#### REQUIREMENT:
From the listing below, count the lines where the string "JSON" occurs. Give the number, with no other words.

◇ ◇ ◇ ◇

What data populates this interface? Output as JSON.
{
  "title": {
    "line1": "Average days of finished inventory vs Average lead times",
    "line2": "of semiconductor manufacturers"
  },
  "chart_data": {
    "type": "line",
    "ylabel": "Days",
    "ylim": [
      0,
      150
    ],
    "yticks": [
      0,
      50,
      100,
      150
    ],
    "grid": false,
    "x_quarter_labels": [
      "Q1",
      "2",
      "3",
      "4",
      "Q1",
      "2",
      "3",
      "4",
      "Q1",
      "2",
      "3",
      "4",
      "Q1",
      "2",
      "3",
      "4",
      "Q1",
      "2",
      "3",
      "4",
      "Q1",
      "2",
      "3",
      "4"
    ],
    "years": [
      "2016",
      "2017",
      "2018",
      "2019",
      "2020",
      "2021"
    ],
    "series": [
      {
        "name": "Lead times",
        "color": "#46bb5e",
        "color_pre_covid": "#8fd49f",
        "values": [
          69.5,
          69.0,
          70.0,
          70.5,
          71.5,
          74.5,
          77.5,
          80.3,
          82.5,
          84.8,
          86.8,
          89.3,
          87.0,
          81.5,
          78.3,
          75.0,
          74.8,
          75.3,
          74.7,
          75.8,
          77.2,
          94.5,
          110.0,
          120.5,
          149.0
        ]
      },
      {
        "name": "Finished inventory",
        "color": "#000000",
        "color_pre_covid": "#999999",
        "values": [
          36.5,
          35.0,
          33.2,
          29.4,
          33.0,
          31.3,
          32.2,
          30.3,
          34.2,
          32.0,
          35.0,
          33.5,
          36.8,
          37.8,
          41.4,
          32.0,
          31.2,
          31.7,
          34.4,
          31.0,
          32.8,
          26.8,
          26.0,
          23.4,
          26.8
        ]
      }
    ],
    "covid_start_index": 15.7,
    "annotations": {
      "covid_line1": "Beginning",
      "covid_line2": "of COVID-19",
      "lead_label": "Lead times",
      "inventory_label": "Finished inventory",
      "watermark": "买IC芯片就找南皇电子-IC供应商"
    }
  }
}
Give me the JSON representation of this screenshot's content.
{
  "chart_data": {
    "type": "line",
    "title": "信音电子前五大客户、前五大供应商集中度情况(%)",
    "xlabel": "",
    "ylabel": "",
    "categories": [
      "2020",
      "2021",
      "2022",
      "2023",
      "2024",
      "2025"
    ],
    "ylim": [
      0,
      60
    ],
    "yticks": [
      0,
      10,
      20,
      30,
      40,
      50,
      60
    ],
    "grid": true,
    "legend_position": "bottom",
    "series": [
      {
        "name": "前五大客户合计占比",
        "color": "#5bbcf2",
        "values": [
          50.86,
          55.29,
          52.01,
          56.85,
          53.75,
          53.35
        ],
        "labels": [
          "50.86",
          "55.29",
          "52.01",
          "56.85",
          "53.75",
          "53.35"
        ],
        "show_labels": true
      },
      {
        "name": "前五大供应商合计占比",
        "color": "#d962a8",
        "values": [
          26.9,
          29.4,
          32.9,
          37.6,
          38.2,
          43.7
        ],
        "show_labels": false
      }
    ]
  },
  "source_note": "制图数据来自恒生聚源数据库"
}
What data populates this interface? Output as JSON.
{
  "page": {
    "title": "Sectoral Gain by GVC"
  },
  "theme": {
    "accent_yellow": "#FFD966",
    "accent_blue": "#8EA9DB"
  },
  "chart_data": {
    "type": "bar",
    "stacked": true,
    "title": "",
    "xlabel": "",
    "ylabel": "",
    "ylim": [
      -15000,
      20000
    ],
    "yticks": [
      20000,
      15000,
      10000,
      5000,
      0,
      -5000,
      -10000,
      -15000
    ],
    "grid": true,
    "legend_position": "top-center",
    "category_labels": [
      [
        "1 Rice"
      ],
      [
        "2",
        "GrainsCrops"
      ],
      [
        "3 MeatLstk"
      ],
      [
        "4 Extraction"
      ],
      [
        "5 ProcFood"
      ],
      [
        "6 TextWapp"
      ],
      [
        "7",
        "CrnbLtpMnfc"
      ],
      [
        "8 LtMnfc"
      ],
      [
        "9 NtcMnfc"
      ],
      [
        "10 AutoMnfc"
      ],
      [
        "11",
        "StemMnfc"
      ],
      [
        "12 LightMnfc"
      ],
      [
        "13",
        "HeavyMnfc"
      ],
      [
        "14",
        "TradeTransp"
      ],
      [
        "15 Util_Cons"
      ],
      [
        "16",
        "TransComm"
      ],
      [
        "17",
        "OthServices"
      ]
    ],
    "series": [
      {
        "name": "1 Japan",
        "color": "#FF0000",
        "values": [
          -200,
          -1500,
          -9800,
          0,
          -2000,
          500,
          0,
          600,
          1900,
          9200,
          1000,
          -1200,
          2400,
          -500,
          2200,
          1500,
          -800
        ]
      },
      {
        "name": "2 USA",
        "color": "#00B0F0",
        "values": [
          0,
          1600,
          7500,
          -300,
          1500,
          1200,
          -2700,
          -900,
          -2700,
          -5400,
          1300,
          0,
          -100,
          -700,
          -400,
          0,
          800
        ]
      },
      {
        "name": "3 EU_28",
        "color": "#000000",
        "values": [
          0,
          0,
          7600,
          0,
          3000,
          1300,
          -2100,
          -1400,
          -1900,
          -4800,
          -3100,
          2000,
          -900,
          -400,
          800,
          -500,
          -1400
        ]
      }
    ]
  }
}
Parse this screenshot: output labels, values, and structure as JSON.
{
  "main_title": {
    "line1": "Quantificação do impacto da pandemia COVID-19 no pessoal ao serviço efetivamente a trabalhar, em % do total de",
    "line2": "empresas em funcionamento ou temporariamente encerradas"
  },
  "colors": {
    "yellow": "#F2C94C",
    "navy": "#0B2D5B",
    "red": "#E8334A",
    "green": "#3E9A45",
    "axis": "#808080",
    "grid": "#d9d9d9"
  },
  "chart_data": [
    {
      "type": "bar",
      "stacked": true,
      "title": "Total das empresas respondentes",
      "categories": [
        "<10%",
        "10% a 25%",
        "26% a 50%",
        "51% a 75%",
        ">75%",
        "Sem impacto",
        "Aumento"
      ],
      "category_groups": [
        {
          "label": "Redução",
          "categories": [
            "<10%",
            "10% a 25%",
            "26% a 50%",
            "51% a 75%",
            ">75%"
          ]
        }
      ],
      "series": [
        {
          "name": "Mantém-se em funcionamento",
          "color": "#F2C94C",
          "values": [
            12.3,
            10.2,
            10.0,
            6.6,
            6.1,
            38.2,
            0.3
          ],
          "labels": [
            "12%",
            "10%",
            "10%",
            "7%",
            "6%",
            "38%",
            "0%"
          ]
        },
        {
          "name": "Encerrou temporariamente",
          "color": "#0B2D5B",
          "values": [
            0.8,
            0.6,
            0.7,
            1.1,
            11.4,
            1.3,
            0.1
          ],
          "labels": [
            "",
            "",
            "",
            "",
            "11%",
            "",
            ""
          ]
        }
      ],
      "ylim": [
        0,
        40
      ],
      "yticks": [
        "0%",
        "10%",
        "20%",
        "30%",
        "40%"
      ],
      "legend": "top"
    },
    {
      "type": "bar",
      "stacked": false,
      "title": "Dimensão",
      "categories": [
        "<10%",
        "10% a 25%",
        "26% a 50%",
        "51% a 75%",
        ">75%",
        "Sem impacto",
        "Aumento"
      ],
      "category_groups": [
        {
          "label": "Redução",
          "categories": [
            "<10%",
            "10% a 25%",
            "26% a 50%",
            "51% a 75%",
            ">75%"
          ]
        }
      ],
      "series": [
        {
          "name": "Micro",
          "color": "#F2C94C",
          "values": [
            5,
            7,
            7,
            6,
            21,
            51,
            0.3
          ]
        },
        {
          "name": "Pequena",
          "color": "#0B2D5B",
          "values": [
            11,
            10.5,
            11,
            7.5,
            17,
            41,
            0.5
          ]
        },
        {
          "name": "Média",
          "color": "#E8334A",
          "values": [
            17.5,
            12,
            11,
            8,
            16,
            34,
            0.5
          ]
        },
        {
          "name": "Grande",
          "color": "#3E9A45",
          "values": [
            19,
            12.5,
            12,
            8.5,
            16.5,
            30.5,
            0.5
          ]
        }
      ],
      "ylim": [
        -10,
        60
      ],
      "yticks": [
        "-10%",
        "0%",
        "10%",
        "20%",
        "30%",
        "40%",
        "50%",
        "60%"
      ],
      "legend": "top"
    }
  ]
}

◇ ◇ ◇ ◇

#### FINISHED TASK:
4